# [Material for the task]
## Start

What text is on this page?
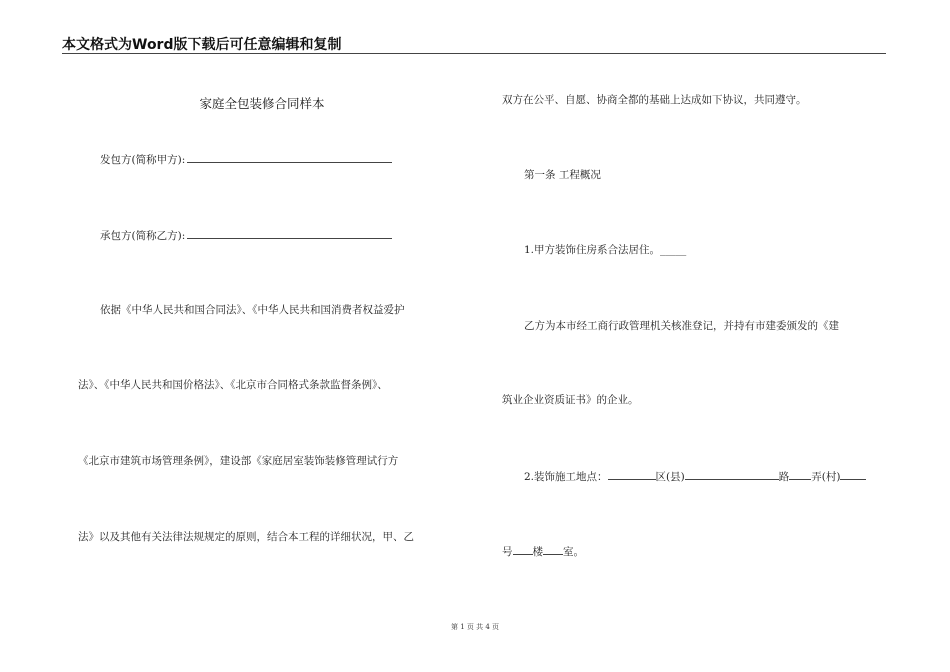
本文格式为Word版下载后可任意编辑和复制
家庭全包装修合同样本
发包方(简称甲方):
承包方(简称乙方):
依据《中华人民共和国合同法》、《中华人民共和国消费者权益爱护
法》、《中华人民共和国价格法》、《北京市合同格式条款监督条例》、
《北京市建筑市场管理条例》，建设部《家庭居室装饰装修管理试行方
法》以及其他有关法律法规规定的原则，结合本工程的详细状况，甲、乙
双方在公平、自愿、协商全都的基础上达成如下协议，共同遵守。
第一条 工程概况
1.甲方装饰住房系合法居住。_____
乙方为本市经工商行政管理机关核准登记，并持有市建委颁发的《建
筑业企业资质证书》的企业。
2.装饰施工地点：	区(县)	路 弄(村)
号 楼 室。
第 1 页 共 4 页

## End

# [Directions]
Take the records above and transcribe them exactly, dropping every picture.

# [Answer]
What text is on this page?
本文格式为Word版下载后可任意编辑和复制
家庭全包装修合同样本
发包方(简称甲方):
承包方(简称乙方):
依据《中华人民共和国合同法》、《中华人民共和国消费者权益爱护
法》、《中华人民共和国价格法》、《北京市合同格式条款监督条例》、
《北京市建筑市场管理条例》，建设部《家庭居室装饰装修管理试行方
法》以及其他有关法律法规规定的原则，结合本工程的详细状况，甲、乙
双方在公平、自愿、协商全都的基础上达成如下协议，共同遵守。
第一条 工程概况
1.甲方装饰住房系合法居住。_____
乙方为本市经工商行政管理机关核准登记，并持有市建委颁发的《建
筑业企业资质证书》的企业。
2.装饰施工地点：	区(县)	路 弄(村)
号 楼 室。
第 1 页 共 4 页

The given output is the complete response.